Bis zum 31.12.2011 konnten MVZs auch von diversen weiteren Leistungserbringern wie beispielsweise Apothekern gegründet werden. Solche MVZs genießen auch in der Gegenwart Bestandsschutz und können weiterhin agieren.


Das Bundessozialgericht hat ikürzlich präzisiert: Neugründungen von MVZs können tatsächlich nur durch die in der aktuellen Fassung des § 95 Absatz 1a SGB V genannten Leistungserbringer erfolgen. „Alte“ MVZ genießen zwar Bestandsschutz, dürfen aber kein neues MVZ gründen.

Keine Gründungsberechtigung für Leistungserbringer mit Bestandsschutz

Streitig war im konkreten Fall, ob ein von einem Apotheker auf Basis der früheren Rechtslage gegründetes MVZ wiederum ein neues MVZ gründen konnte. Nach der derzeitigen Regelung in § 95 Abs. 1a SGB V wäre das nicht möglich. Dennoch war das Ansinnen des Apothekers nicht ganz fernliegend. In § 72 Abs. 1 S. 2 SGB V heißt es nämlich unter anderem:

„Ärzte, Zahnärzte, Psychotherapeuten, medizinische Versorgungszentren und Krankenkassen wirken zur Sicherstellung der vertragsärztlichen Versorgung der Versicherten zusammen. Soweit sich die Vorschriften dieses Kapitels auf Ärzte beziehen, gelten sie entsprechend für Zahnärzte, Psychotherapeuten und medizinische Versorgungszentren, sofern nichts Abweichendes bestimmt ist“.

- _Ihre Aufgabe_
Fassen Sie den Absatz des Übungstexts, der mit „Das Bundessozialgericht hat“ beginnt, als knappe Stichpunktliste zusammen und behalten Sie dabei die wesentlichen Aussagen bei. Die Zeilen sind eigenständiges Material und gehören nicht zum Übungstext.

(Einer Sammlung entnommene Zeilen)
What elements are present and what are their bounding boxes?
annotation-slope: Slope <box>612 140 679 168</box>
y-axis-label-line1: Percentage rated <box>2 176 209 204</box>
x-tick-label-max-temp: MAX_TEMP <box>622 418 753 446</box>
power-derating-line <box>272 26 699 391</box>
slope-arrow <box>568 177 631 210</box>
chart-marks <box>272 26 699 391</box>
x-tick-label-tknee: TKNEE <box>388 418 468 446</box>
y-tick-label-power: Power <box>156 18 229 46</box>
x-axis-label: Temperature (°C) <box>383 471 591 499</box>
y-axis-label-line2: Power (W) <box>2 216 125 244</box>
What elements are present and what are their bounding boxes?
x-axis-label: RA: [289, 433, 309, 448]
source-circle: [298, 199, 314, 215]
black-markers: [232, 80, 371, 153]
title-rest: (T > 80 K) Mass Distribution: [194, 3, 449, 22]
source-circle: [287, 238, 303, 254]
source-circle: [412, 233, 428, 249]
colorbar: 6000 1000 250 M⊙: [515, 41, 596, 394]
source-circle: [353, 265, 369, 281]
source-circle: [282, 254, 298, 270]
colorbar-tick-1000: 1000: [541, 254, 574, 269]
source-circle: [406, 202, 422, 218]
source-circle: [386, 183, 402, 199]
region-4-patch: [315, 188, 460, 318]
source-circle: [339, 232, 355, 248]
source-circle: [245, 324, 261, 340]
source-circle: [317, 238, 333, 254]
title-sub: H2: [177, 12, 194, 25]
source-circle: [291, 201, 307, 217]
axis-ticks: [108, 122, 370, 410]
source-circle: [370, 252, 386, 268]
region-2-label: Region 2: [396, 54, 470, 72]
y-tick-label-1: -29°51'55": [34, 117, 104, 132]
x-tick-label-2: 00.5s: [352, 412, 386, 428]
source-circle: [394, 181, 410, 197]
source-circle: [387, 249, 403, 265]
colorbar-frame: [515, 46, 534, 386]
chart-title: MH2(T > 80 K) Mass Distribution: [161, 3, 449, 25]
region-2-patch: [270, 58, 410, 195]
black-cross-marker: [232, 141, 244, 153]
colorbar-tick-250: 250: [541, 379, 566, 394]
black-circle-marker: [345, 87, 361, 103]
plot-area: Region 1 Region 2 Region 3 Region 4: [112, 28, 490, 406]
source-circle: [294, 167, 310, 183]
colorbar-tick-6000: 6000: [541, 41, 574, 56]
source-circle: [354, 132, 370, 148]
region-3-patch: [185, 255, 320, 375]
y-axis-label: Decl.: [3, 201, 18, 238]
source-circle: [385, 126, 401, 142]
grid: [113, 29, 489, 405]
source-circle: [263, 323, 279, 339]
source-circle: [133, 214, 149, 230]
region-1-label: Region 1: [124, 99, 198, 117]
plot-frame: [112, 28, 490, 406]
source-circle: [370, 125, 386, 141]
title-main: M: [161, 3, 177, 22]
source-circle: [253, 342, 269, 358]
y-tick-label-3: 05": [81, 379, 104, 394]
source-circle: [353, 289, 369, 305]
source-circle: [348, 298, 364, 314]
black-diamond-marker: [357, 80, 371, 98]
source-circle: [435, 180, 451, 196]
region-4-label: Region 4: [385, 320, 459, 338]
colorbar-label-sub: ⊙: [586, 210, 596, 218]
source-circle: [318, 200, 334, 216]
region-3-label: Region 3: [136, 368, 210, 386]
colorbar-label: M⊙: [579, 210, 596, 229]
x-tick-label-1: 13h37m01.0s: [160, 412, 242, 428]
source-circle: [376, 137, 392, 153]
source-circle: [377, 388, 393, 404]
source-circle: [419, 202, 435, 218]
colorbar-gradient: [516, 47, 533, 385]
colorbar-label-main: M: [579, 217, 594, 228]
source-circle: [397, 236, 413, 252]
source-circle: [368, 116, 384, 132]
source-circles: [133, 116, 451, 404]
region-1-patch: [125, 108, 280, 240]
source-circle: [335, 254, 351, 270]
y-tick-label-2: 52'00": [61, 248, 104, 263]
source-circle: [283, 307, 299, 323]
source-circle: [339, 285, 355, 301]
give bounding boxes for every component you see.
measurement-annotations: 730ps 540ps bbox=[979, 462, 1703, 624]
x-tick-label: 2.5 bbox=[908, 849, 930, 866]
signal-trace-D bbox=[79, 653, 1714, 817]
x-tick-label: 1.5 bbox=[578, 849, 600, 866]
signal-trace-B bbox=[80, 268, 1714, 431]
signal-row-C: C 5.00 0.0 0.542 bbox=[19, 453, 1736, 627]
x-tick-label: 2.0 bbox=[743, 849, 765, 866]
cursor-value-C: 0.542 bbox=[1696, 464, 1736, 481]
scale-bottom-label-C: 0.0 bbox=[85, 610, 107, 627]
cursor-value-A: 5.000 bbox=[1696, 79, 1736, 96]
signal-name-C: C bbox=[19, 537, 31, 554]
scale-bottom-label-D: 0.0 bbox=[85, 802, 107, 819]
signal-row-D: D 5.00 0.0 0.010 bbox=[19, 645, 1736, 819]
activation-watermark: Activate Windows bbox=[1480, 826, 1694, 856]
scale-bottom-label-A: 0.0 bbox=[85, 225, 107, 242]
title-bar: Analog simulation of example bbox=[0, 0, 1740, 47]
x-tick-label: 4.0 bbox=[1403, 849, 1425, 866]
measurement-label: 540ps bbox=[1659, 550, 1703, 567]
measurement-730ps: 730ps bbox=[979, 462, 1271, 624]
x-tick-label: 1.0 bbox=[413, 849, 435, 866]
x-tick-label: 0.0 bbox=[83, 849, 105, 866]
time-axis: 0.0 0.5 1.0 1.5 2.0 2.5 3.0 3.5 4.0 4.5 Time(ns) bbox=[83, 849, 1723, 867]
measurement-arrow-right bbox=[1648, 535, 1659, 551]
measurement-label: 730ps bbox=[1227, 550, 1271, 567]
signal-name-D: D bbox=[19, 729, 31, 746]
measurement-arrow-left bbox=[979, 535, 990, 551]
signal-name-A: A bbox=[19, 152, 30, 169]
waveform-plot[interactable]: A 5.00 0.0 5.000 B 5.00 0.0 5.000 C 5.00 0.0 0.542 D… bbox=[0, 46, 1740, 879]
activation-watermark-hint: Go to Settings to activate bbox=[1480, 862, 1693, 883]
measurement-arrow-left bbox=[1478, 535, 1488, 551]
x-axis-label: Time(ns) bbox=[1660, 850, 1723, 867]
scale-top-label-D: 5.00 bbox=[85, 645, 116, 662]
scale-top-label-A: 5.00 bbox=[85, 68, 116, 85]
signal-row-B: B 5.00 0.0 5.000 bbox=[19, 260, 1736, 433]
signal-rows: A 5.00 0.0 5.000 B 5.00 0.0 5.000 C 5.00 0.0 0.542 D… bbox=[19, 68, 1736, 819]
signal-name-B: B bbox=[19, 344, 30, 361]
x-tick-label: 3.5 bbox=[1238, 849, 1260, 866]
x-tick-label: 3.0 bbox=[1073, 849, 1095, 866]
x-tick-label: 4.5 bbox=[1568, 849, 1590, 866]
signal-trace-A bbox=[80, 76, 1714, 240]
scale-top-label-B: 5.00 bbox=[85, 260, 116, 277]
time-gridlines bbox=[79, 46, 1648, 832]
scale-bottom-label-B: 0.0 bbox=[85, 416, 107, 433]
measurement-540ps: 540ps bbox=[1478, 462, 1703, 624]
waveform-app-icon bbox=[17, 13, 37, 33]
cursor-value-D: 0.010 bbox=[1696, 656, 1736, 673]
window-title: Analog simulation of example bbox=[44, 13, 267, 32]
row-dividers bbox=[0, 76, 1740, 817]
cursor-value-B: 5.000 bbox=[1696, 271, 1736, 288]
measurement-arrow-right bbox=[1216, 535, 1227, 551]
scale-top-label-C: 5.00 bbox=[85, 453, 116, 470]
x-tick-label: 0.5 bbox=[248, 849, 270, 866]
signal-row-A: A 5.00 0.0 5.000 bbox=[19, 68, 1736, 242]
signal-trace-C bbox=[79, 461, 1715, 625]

- _Lösung_
- Das Bundessozialgericht hat präzisiert, dass neue MVZs nur von den Leistungserbringern gegründet werden können, die in der aktuellen Fassung des § 95 Absatz 1a SGB V genannt sind.
- „Alte“ MVZs genießen Bestandsschutz.
- Sie dürfen jedoch kein neues MVZ gründen.